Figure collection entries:
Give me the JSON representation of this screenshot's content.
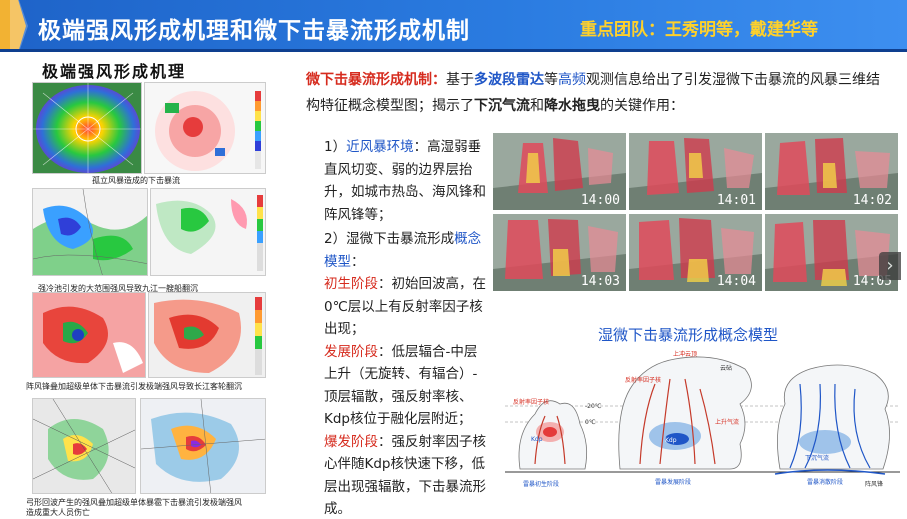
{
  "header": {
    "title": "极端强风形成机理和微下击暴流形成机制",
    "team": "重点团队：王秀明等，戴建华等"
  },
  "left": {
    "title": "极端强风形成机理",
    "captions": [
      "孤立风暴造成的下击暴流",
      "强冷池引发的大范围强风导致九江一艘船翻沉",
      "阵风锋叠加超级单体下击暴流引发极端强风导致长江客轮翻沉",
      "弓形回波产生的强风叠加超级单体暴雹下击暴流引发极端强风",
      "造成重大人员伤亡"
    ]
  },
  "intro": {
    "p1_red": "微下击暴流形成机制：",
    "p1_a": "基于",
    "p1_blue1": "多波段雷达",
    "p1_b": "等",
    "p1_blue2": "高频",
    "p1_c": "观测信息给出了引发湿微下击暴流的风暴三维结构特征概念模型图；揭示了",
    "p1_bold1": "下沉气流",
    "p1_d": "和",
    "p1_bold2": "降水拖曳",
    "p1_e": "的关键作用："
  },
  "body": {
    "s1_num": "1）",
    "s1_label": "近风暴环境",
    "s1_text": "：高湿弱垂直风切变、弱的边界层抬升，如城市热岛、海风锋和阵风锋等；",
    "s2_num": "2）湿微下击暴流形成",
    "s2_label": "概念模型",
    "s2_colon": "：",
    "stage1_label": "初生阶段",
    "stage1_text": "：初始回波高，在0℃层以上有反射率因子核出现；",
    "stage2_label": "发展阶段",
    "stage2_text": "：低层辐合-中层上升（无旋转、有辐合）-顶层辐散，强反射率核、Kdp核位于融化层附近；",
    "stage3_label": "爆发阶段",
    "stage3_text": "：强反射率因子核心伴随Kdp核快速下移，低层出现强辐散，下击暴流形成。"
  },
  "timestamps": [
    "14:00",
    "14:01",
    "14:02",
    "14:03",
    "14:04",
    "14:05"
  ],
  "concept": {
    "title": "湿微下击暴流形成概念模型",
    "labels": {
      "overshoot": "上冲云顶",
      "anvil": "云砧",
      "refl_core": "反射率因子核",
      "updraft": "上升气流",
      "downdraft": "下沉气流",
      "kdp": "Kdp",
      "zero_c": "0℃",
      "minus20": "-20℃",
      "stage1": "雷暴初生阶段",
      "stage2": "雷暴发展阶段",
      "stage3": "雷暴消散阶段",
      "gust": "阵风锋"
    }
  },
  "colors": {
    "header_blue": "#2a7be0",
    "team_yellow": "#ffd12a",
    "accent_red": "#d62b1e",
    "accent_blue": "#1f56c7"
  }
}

--

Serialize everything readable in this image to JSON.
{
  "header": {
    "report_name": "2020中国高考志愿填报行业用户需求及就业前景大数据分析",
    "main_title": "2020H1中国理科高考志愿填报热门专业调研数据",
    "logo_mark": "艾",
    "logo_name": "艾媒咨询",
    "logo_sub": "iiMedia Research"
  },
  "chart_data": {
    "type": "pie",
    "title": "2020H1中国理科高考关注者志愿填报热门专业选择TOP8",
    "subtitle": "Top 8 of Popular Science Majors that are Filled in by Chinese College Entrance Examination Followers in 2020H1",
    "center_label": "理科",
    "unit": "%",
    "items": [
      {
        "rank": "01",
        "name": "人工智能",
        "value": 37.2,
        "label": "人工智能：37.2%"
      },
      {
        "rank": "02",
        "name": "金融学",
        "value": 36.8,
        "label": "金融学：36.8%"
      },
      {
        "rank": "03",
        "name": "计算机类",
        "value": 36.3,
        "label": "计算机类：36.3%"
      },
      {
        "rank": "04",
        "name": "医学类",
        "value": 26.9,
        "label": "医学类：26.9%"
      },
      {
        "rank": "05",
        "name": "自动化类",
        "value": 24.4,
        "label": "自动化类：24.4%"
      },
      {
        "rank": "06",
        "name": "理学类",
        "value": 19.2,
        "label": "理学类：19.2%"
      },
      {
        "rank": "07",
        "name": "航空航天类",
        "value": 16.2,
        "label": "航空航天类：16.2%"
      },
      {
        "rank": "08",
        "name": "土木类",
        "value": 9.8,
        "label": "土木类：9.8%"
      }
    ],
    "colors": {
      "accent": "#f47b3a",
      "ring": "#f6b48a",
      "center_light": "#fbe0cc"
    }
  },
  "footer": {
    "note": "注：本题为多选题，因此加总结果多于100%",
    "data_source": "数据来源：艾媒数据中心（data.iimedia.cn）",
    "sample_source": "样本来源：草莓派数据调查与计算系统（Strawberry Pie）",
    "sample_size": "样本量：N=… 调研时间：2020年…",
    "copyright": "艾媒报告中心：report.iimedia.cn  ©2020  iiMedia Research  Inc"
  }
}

■ **What you are asked to do**
Copy every line above that includes the string "JSON".

■ **Exercise answer**
Give me the JSON representation of this screenshot's content.
Serialize everything readable in this image to JSON.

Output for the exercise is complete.